» Data
* Begin *
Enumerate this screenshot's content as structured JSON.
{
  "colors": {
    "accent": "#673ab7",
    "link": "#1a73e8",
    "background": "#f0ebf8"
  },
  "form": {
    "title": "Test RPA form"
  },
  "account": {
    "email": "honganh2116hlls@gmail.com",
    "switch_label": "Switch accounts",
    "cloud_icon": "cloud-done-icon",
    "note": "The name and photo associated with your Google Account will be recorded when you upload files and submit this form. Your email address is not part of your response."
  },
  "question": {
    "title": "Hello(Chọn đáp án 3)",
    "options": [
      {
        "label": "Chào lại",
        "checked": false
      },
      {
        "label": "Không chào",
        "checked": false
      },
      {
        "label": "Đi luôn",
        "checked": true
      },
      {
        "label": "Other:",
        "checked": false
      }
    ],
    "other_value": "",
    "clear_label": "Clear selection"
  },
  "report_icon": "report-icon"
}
* End *
» Written exercise
Extract all the material, leaving every line as it is.

» Answer to this task
Enumerate this screenshot's content as structured JSON.
{
  "colors": {
    "accent": "#673ab7",
    "link": "#1a73e8",
    "background": "#f0ebf8"
  },
  "form": {
    "title": "Test RPA form"
  },
  "account": {
    "email": "honganh2116hlls@gmail.com",
    "switch_label": "Switch accounts",
    "cloud_icon": "cloud-done-icon",
    "note": "The name and photo associated with your Google Account will be recorded when you upload files and submit this form. Your email address is not part of your response."
  },
  "question": {
    "title": "Hello(Chọn đáp án 3)",
    "options": [
      {
        "label": "Chào lại",
        "checked": false
      },
      {
        "label": "Không chào",
        "checked": false
      },
      {
        "label": "Đi luôn",
        "checked": true
      },
      {
        "label": "Other:",
        "checked": false
      }
    ],
    "other_value": "",
    "clear_label": "Clear selection"
  },
  "report_icon": "report-icon"
}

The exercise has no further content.